Task to complete: The listing must be reproduced in full, exactly as it stands.

***** Source data

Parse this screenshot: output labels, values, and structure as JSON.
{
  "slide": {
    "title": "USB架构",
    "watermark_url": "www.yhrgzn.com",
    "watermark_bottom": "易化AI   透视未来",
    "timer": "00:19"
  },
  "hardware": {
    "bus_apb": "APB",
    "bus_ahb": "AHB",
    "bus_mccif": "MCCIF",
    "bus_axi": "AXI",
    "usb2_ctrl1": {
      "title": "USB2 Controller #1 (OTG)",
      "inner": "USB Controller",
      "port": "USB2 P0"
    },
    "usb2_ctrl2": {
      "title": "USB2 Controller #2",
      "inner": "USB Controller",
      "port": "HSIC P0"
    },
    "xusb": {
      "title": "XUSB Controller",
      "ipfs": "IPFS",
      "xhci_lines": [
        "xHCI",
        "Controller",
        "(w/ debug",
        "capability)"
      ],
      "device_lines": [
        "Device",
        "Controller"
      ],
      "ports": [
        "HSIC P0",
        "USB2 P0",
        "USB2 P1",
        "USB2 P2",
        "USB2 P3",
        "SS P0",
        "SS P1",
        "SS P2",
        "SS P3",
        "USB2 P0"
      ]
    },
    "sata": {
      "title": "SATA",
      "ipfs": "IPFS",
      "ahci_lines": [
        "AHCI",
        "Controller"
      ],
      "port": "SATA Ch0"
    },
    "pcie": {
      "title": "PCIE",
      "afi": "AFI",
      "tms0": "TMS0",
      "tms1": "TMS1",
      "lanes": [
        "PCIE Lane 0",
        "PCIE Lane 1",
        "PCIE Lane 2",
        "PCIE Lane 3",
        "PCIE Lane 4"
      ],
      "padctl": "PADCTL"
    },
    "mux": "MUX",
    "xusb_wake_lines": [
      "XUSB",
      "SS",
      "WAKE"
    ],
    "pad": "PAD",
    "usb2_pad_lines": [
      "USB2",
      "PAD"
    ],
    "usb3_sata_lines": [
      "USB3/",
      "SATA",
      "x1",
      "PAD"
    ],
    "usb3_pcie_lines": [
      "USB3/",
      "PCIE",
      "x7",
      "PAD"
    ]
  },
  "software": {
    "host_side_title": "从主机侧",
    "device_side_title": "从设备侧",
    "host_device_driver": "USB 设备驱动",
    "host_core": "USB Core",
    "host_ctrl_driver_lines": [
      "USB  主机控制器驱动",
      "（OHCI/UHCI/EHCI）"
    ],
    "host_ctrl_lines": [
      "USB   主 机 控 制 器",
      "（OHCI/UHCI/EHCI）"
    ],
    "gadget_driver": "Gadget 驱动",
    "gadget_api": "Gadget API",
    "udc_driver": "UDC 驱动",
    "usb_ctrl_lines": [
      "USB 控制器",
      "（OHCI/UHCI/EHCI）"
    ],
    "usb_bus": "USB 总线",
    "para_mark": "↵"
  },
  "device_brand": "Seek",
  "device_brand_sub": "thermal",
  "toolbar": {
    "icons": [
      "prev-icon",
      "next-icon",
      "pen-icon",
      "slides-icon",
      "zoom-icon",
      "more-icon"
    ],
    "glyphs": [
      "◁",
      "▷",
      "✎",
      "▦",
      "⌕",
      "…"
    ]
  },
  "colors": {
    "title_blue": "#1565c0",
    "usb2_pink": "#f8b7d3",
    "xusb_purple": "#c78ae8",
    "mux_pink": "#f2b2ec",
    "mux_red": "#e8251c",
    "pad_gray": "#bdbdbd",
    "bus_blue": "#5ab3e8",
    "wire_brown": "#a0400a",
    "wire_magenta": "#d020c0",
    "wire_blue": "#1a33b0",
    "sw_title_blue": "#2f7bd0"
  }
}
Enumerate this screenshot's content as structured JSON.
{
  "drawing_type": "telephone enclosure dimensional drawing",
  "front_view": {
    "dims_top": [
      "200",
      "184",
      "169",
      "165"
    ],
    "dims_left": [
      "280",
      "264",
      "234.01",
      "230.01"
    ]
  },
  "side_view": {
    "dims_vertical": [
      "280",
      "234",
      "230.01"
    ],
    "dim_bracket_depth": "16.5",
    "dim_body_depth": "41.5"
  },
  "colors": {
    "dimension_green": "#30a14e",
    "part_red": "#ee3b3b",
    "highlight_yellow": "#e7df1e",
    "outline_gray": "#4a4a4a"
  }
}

**********

Correct result:
Parse this screenshot: output labels, values, and structure as JSON.
{
  "slide": {
    "title": "USB架构",
    "watermark_url": "www.yhrgzn.com",
    "watermark_bottom": "易化AI   透视未来",
    "timer": "00:19"
  },
  "hardware": {
    "bus_apb": "APB",
    "bus_ahb": "AHB",
    "bus_mccif": "MCCIF",
    "bus_axi": "AXI",
    "usb2_ctrl1": {
      "title": "USB2 Controller #1 (OTG)",
      "inner": "USB Controller",
      "port": "USB2 P0"
    },
    "usb2_ctrl2": {
      "title": "USB2 Controller #2",
      "inner": "USB Controller",
      "port": "HSIC P0"
    },
    "xusb": {
      "title": "XUSB Controller",
      "ipfs": "IPFS",
      "xhci_lines": [
        "xHCI",
        "Controller",
        "(w/ debug",
        "capability)"
      ],
      "device_lines": [
        "Device",
        "Controller"
      ],
      "ports": [
        "HSIC P0",
        "USB2 P0",
        "USB2 P1",
        "USB2 P2",
        "USB2 P3",
        "SS P0",
        "SS P1",
        "SS P2",
        "SS P3",
        "USB2 P0"
      ]
    },
    "sata": {
      "title": "SATA",
      "ipfs": "IPFS",
      "ahci_lines": [
        "AHCI",
        "Controller"
      ],
      "port": "SATA Ch0"
    },
    "pcie": {
      "title": "PCIE",
      "afi": "AFI",
      "tms0": "TMS0",
      "tms1": "TMS1",
      "lanes": [
        "PCIE Lane 0",
        "PCIE Lane 1",
        "PCIE Lane 2",
        "PCIE Lane 3",
        "PCIE Lane 4"
      ],
      "padctl": "PADCTL"
    },
    "mux": "MUX",
    "xusb_wake_lines": [
      "XUSB",
      "SS",
      "WAKE"
    ],
    "pad": "PAD",
    "usb2_pad_lines": [
      "USB2",
      "PAD"
    ],
    "usb3_sata_lines": [
      "USB3/",
      "SATA",
      "x1",
      "PAD"
    ],
    "usb3_pcie_lines": [
      "USB3/",
      "PCIE",
      "x7",
      "PAD"
    ]
  },
  "software": {
    "host_side_title": "从主机侧",
    "device_side_title": "从设备侧",
    "host_device_driver": "USB 设备驱动",
    "host_core": "USB Core",
    "host_ctrl_driver_lines": [
      "USB  主机控制器驱动",
      "（OHCI/UHCI/EHCI）"
    ],
    "host_ctrl_lines": [
      "USB   主 机 控 制 器",
      "（OHCI/UHCI/EHCI）"
    ],
    "gadget_driver": "Gadget 驱动",
    "gadget_api": "Gadget API",
    "udc_driver": "UDC 驱动",
    "usb_ctrl_lines": [
      "USB 控制器",
      "（OHCI/UHCI/EHCI）"
    ],
    "usb_bus": "USB 总线",
    "para_mark": "↵"
  },
  "device_brand": "Seek",
  "device_brand_sub": "thermal",
  "toolbar": {
    "icons": [
      "prev-icon",
      "next-icon",
      "pen-icon",
      "slides-icon",
      "zoom-icon",
      "more-icon"
    ],
    "glyphs": [
      "◁",
      "▷",
      "✎",
      "▦",
      "⌕",
      "…"
    ]
  },
  "colors": {
    "title_blue": "#1565c0",
    "usb2_pink": "#f8b7d3",
    "xusb_purple": "#c78ae8",
    "mux_pink": "#f2b2ec",
    "mux_red": "#e8251c",
    "pad_gray": "#bdbdbd",
    "bus_blue": "#5ab3e8",
    "wire_brown": "#a0400a",
    "wire_magenta": "#d020c0",
    "wire_blue": "#1a33b0",
    "sw_title_blue": "#2f7bd0"
  }
}
Enumerate this screenshot's content as structured JSON.
{
  "drawing_type": "telephone enclosure dimensional drawing",
  "front_view": {
    "dims_top": [
      "200",
      "184",
      "169",
      "165"
    ],
    "dims_left": [
      "280",
      "264",
      "234.01",
      "230.01"
    ]
  },
  "side_view": {
    "dims_vertical": [
      "280",
      "234",
      "230.01"
    ],
    "dim_bracket_depth": "16.5",
    "dim_body_depth": "41.5"
  },
  "colors": {
    "dimension_green": "#30a14e",
    "part_red": "#ee3b3b",
    "highlight_yellow": "#e7df1e",
    "outline_gray": "#4a4a4a"
  }
}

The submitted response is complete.